§ Dataset extract
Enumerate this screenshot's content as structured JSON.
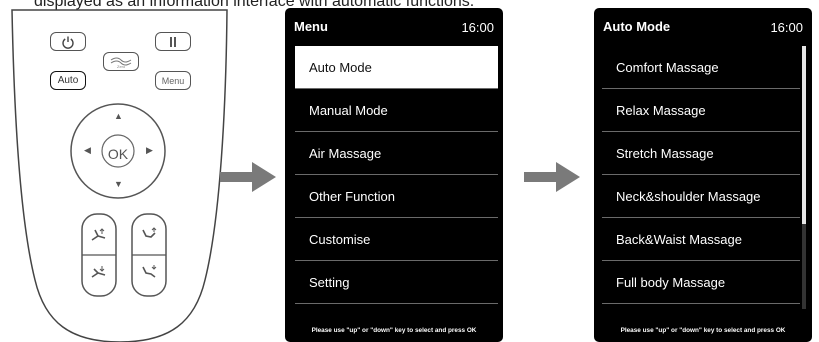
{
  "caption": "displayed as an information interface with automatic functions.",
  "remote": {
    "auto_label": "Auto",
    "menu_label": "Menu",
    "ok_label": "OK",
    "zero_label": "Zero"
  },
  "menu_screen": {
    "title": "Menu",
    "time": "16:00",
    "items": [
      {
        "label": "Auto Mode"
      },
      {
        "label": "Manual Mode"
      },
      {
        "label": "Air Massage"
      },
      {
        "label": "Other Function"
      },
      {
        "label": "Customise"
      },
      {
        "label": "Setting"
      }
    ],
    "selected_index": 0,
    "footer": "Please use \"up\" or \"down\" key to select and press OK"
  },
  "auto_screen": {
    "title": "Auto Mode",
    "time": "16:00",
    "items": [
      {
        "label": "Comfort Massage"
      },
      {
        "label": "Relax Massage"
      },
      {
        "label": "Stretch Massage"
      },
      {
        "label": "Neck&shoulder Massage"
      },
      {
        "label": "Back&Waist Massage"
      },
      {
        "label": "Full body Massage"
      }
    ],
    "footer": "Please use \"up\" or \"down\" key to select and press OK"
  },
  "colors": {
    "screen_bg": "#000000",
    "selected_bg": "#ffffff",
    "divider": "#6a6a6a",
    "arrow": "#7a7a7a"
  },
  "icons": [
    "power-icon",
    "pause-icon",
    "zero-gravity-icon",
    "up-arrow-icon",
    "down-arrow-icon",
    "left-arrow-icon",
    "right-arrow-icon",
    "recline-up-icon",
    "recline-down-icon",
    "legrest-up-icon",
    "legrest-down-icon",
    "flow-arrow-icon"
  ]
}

§ Task prompt
Go through the listing above and report how many of its lines contain the word "Massage", with only the number as output.

§ Solution for this problem
7